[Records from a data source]
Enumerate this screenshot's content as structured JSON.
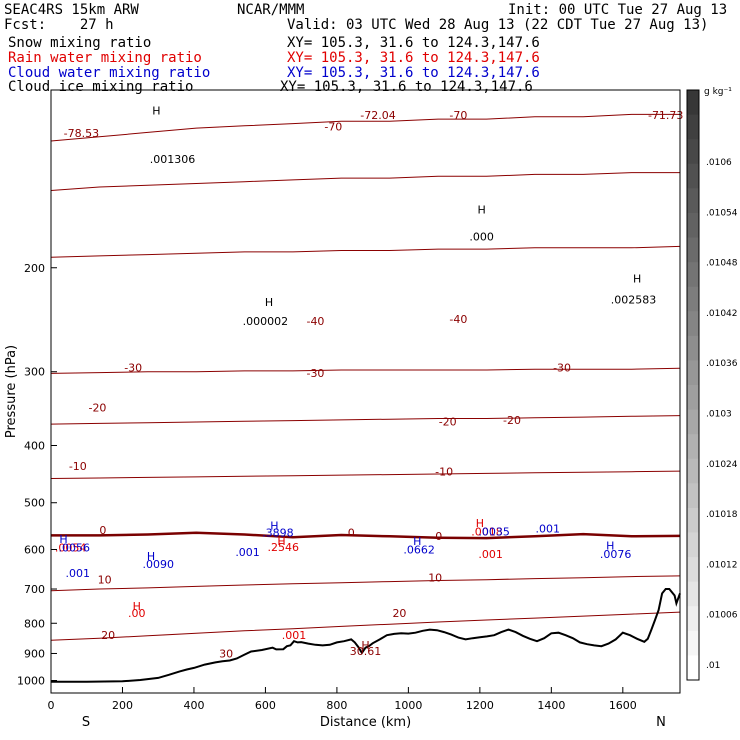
{
  "header": {
    "model": "SEAC4RS 15km ARW",
    "forecast": "Fcst:    27 h",
    "center": "NCAR/MMM",
    "init": "Init: 00 UTC Tue 27 Aug 13",
    "valid": "Valid: 03 UTC Wed 28 Aug 13 (22 CDT Tue 27 Aug 13)",
    "fields": [
      {
        "name": "Snow mixing ratio",
        "xy": "XY= 105.3, 31.6 to 124.3,147.6",
        "color": "#000000"
      },
      {
        "name": "Rain water mixing ratio",
        "xy": "XY= 105.3, 31.6 to 124.3,147.6",
        "color": "#e00000"
      },
      {
        "name": "Cloud water mixing ratio",
        "xy": "XY= 105.3, 31.6 to 124.3,147.6",
        "color": "#0000cc"
      },
      {
        "name": "Cloud ice mixing ratio",
        "xy": "XY= 105.3, 31.6 to 124.3,147.6",
        "color": "#000000"
      }
    ]
  },
  "chart_data": {
    "type": "line",
    "xlabel": "Distance (km)",
    "ylabel": "Pressure (hPa)",
    "xlim": [
      0,
      1760
    ],
    "ylim": [
      1050,
      100
    ],
    "x_ticks": [
      0,
      200,
      400,
      600,
      800,
      1000,
      1200,
      1400,
      1600
    ],
    "y_ticks": [
      200,
      300,
      400,
      500,
      600,
      700,
      800,
      900,
      1000
    ],
    "y_tick_labels": [
      "200",
      "300",
      "400",
      "500",
      "600",
      "700",
      "800",
      "900",
      "1000"
    ],
    "endpoints": {
      "left": "S",
      "right": "N"
    },
    "colorbar": {
      "unit": "g kg⁻¹",
      "labels": [
        ".0106",
        ".01054",
        ".01048",
        ".01042",
        ".01036",
        ".0103",
        ".01024",
        ".01018",
        ".01012",
        ".01006",
        ".01"
      ]
    },
    "terrain": {
      "x": [
        0,
        100,
        200,
        250,
        300,
        330,
        360,
        380,
        400,
        430,
        460,
        480,
        500,
        520,
        540,
        560,
        590,
        620,
        630,
        650,
        660,
        670,
        680,
        690,
        700,
        720,
        740,
        760,
        780,
        800,
        820,
        840,
        850,
        860,
        870,
        880,
        890,
        900,
        920,
        940,
        960,
        980,
        1000,
        1020,
        1040,
        1060,
        1080,
        1100,
        1120,
        1140,
        1160,
        1180,
        1200,
        1220,
        1240,
        1260,
        1280,
        1300,
        1320,
        1340,
        1360,
        1380,
        1400,
        1420,
        1440,
        1460,
        1480,
        1500,
        1520,
        1540,
        1560,
        1580,
        1600,
        1620,
        1640,
        1660,
        1670,
        1680,
        1690,
        1700,
        1710,
        1720,
        1730,
        1745,
        1750,
        1760
      ],
      "p": [
        1005,
        1005,
        1003,
        998,
        990,
        978,
        965,
        958,
        952,
        940,
        932,
        928,
        925,
        918,
        905,
        893,
        888,
        880,
        886,
        885,
        875,
        872,
        858,
        862,
        861,
        866,
        870,
        872,
        870,
        862,
        858,
        852,
        862,
        878,
        898,
        880,
        874,
        865,
        852,
        838,
        834,
        832,
        833,
        830,
        824,
        820,
        822,
        828,
        836,
        846,
        852,
        848,
        845,
        842,
        838,
        828,
        820,
        828,
        840,
        850,
        858,
        848,
        832,
        830,
        838,
        848,
        862,
        868,
        872,
        875,
        866,
        852,
        830,
        838,
        850,
        860,
        850,
        820,
        790,
        760,
        712,
        700,
        700,
        718,
        740,
        712
      ]
    },
    "isotherms": [
      {
        "value": -70,
        "p": [
          122,
          120,
          118,
          116,
          115,
          114,
          113,
          113,
          112,
          112,
          111,
          111,
          110,
          110
        ]
      },
      {
        "value": -50,
        "p": [
          148,
          146,
          145,
          144,
          143,
          142,
          141,
          141,
          140,
          140,
          139,
          139,
          138,
          138
        ]
      },
      {
        "value": -40,
        "p": [
          192,
          191,
          190,
          189,
          188,
          188,
          187,
          187,
          186,
          186,
          185,
          185,
          185,
          184
        ]
      },
      {
        "value": -30,
        "p": [
          302,
          301,
          300,
          300,
          299,
          299,
          298,
          298,
          298,
          298,
          297,
          297,
          297,
          296
        ]
      },
      {
        "value": -20,
        "p": [
          368,
          367,
          366,
          365,
          364,
          363,
          362,
          361,
          360,
          360,
          359,
          358,
          357,
          356
        ]
      },
      {
        "value": -10,
        "p": [
          455,
          454,
          453,
          452,
          451,
          450,
          449,
          448,
          447,
          446,
          445,
          444,
          443,
          442
        ]
      },
      {
        "value": 0,
        "p": [
          568,
          568,
          566,
          562,
          566,
          572,
          567,
          570,
          573,
          574,
          570,
          565,
          570,
          569
        ]
      },
      {
        "value": 10,
        "p": [
          705,
          700,
          697,
          693,
          689,
          686,
          683,
          680,
          677,
          675,
          672,
          670,
          667,
          665
        ]
      },
      {
        "value": 20,
        "p": [
          855,
          848,
          840,
          832,
          824,
          817,
          810,
          803,
          796,
          790,
          784,
          778,
          772,
          766
        ]
      }
    ],
    "labels": [
      {
        "text": "-78.53",
        "x": 85,
        "p": 120,
        "color": "#8b0000"
      },
      {
        "text": "H",
        "x": 295,
        "p": 110,
        "color": "#000000"
      },
      {
        "text": ".001306",
        "x": 340,
        "p": 133,
        "color": "#000000"
      },
      {
        "text": "-70",
        "x": 790,
        "p": 117,
        "color": "#8b0000"
      },
      {
        "text": "-72.04",
        "x": 915,
        "p": 112,
        "color": "#8b0000"
      },
      {
        "text": "-70",
        "x": 1140,
        "p": 112,
        "color": "#8b0000"
      },
      {
        "text": "-71.73",
        "x": 1720,
        "p": 112,
        "color": "#8b0000"
      },
      {
        "text": "H",
        "x": 1205,
        "p": 162,
        "color": "#000000"
      },
      {
        "text": ".000",
        "x": 1205,
        "p": 180,
        "color": "#000000"
      },
      {
        "text": "H",
        "x": 1640,
        "p": 212,
        "color": "#000000"
      },
      {
        "text": ".002583",
        "x": 1630,
        "p": 230,
        "color": "#000000"
      },
      {
        "text": "H",
        "x": 610,
        "p": 232,
        "color": "#000000"
      },
      {
        "text": ".000002",
        "x": 600,
        "p": 250,
        "color": "#000000"
      },
      {
        "text": "-40",
        "x": 740,
        "p": 250,
        "color": "#8b0000"
      },
      {
        "text": "-40",
        "x": 1140,
        "p": 248,
        "color": "#8b0000"
      },
      {
        "text": "-30",
        "x": 230,
        "p": 300,
        "color": "#8b0000"
      },
      {
        "text": "-30",
        "x": 740,
        "p": 306,
        "color": "#8b0000"
      },
      {
        "text": "-30",
        "x": 1430,
        "p": 300,
        "color": "#8b0000"
      },
      {
        "text": "-20",
        "x": 130,
        "p": 350,
        "color": "#8b0000"
      },
      {
        "text": "-20",
        "x": 1110,
        "p": 370,
        "color": "#8b0000"
      },
      {
        "text": "-20",
        "x": 1290,
        "p": 368,
        "color": "#8b0000"
      },
      {
        "text": "-10",
        "x": 75,
        "p": 440,
        "color": "#8b0000"
      },
      {
        "text": "-10",
        "x": 1100,
        "p": 450,
        "color": "#8b0000"
      },
      {
        "text": "0",
        "x": 145,
        "p": 565,
        "color": "#8b0000"
      },
      {
        "text": "0",
        "x": 840,
        "p": 570,
        "color": "#8b0000"
      },
      {
        "text": "0",
        "x": 1085,
        "p": 578,
        "color": "#8b0000"
      },
      {
        "text": "H",
        "x": 35,
        "p": 585,
        "color": "#0000cc"
      },
      {
        "text": ".0054",
        "x": 55,
        "p": 605,
        "color": "#e00000"
      },
      {
        "text": ".0056",
        "x": 65,
        "p": 605,
        "color": "#0000cc"
      },
      {
        "text": "H",
        "x": 280,
        "p": 625,
        "color": "#0000cc"
      },
      {
        "text": ".0090",
        "x": 300,
        "p": 645,
        "color": "#0000cc"
      },
      {
        "text": ".001",
        "x": 550,
        "p": 615,
        "color": "#0000cc"
      },
      {
        "text": "H",
        "x": 625,
        "p": 555,
        "color": "#0000cc"
      },
      {
        "text": ".3898",
        "x": 635,
        "p": 570,
        "color": "#0000cc"
      },
      {
        "text": "H",
        "x": 645,
        "p": 590,
        "color": "#e00000"
      },
      {
        "text": ".2546",
        "x": 650,
        "p": 603,
        "color": "#e00000"
      },
      {
        "text": "H",
        "x": 1025,
        "p": 590,
        "color": "#0000cc"
      },
      {
        "text": ".0662",
        "x": 1030,
        "p": 610,
        "color": "#0000cc"
      },
      {
        "text": "H",
        "x": 1200,
        "p": 550,
        "color": "#e00000"
      },
      {
        "text": ".0018",
        "x": 1220,
        "p": 568,
        "color": "#e00000"
      },
      {
        "text": ".0035",
        "x": 1240,
        "p": 568,
        "color": "#0000cc"
      },
      {
        "text": ".001",
        "x": 1230,
        "p": 620,
        "color": "#e00000"
      },
      {
        "text": ".001",
        "x": 1390,
        "p": 562,
        "color": "#0000cc"
      },
      {
        "text": "H",
        "x": 1565,
        "p": 600,
        "color": "#0000cc"
      },
      {
        "text": ".0076",
        "x": 1580,
        "p": 620,
        "color": "#0000cc"
      },
      {
        "text": ".001",
        "x": 75,
        "p": 668,
        "color": "#0000cc"
      },
      {
        "text": "10",
        "x": 150,
        "p": 685,
        "color": "#8b0000"
      },
      {
        "text": "10",
        "x": 1075,
        "p": 680,
        "color": "#8b0000"
      },
      {
        "text": "H",
        "x": 240,
        "p": 760,
        "color": "#e00000"
      },
      {
        "text": ".00",
        "x": 240,
        "p": 780,
        "color": "#e00000"
      },
      {
        "text": "20",
        "x": 975,
        "p": 780,
        "color": "#8b0000"
      },
      {
        "text": "20",
        "x": 160,
        "p": 850,
        "color": "#8b0000"
      },
      {
        "text": ".001",
        "x": 680,
        "p": 850,
        "color": "#e00000"
      },
      {
        "text": "H",
        "x": 880,
        "p": 885,
        "color": "#8b0000"
      },
      {
        "text": "30.61",
        "x": 880,
        "p": 905,
        "color": "#8b0000"
      },
      {
        "text": "30",
        "x": 490,
        "p": 915,
        "color": "#8b0000"
      }
    ]
  },
  "colors": {
    "isotherm": "#8b0000",
    "freezing": "#7a0000",
    "rain": "#e00000",
    "cloud": "#0000cc",
    "terrain": "#000000"
  }
}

__PROBLEM REQUIREMENTS__. All lines of the data above that include the word "water" must be shown.

__RESULT OF THIS EXERCISE__.
        "name": "Rain water mixing ratio",
        "name": "Cloud water mixing ratio",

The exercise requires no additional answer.